[OBJECTIVE]:
Go through the entries one line at a time, and gather every line that has the word "data".

[RECORDS SUPPLIED]:
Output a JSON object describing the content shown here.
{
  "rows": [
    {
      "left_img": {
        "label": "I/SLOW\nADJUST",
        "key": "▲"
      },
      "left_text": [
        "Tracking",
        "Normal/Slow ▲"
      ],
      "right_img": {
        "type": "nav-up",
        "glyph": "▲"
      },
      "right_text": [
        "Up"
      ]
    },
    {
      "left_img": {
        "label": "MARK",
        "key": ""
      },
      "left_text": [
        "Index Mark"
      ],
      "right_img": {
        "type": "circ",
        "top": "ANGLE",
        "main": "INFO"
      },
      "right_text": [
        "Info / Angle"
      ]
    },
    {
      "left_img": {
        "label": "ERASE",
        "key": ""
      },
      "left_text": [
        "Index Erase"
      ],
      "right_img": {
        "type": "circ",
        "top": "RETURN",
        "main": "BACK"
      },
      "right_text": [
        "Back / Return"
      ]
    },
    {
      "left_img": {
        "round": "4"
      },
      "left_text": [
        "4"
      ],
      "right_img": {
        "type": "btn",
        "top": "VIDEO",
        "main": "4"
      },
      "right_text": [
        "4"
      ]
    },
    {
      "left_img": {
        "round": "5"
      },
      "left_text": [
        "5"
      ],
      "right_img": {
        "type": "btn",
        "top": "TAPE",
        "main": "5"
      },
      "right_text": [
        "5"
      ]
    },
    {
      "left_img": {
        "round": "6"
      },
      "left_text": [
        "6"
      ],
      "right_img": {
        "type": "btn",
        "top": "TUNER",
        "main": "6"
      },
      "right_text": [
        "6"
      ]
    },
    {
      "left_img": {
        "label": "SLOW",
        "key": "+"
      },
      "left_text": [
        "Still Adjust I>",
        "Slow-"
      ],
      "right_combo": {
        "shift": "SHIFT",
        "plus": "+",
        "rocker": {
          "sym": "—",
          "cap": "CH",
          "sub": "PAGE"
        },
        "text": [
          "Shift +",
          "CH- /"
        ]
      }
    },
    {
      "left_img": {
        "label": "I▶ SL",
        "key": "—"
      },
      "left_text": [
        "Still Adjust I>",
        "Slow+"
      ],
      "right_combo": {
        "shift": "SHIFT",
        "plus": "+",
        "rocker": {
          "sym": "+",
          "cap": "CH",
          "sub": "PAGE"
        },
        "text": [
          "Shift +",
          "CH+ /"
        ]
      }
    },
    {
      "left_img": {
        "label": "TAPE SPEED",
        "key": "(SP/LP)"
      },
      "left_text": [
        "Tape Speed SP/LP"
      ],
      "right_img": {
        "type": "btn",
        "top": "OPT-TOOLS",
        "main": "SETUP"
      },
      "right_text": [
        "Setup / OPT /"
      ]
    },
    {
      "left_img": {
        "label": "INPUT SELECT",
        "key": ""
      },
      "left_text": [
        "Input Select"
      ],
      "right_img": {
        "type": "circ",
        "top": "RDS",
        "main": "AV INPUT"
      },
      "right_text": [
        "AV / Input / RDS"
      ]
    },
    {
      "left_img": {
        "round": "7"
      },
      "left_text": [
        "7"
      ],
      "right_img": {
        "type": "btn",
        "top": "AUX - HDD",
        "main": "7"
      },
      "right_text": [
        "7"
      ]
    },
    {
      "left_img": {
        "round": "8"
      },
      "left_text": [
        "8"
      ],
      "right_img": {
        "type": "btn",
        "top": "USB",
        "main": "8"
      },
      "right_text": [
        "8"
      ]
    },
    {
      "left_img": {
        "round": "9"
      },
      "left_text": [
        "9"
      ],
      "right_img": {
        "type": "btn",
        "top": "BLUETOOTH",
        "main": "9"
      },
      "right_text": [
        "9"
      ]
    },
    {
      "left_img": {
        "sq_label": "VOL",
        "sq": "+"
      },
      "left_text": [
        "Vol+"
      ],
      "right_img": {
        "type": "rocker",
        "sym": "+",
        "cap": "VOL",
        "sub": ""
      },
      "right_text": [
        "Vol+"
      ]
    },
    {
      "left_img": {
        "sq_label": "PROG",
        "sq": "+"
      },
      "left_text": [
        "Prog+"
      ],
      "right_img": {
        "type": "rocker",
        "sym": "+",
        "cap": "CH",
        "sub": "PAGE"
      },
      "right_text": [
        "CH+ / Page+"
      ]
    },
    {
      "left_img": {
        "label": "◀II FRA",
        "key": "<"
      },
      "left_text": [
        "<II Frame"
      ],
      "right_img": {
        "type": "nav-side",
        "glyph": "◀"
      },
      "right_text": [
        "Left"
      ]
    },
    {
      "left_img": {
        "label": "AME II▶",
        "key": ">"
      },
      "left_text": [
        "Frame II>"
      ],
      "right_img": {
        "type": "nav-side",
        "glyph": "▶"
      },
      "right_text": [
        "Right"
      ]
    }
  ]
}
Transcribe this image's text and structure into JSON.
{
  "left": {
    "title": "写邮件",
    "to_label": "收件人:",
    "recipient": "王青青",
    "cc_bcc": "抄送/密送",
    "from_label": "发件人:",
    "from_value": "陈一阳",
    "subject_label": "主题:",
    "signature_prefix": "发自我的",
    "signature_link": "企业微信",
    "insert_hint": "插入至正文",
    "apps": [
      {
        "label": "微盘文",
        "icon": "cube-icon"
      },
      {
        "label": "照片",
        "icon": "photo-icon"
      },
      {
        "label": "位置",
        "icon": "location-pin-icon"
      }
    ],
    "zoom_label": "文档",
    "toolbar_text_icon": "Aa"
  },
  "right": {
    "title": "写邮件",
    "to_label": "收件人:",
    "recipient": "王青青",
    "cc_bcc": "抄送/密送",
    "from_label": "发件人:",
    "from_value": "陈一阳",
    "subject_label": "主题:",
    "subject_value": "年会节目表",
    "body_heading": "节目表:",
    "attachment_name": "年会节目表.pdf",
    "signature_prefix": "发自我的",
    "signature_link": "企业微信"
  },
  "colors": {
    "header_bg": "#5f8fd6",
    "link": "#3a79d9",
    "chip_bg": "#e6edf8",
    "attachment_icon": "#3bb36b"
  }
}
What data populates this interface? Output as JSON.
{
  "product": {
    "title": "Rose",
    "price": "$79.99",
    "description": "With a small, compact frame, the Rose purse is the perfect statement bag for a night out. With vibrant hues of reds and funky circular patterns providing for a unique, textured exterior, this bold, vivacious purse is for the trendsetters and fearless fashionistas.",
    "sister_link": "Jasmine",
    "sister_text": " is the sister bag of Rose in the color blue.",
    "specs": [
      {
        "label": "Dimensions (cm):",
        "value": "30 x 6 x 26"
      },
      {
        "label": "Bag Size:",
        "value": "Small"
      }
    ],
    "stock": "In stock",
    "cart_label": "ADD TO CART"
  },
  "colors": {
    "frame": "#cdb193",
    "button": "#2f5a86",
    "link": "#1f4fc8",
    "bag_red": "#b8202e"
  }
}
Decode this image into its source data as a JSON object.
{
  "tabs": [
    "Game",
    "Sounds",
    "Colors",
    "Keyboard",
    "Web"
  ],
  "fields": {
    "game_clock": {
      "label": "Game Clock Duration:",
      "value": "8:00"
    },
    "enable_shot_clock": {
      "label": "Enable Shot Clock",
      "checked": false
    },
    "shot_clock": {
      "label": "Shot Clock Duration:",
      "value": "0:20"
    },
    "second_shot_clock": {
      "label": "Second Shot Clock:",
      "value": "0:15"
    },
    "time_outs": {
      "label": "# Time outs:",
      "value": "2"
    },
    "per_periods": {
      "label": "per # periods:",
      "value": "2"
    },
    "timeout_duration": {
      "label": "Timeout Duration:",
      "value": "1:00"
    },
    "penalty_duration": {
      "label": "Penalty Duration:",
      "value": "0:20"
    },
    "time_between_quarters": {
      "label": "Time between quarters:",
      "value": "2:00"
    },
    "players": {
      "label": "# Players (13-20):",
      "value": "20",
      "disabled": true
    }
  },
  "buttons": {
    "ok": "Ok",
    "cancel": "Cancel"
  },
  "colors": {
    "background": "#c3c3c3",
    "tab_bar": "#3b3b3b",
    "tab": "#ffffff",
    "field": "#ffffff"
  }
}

[RESPONSE]:
What data populates this interface? Output as JSON.
Decode this image into its source data as a JSON object.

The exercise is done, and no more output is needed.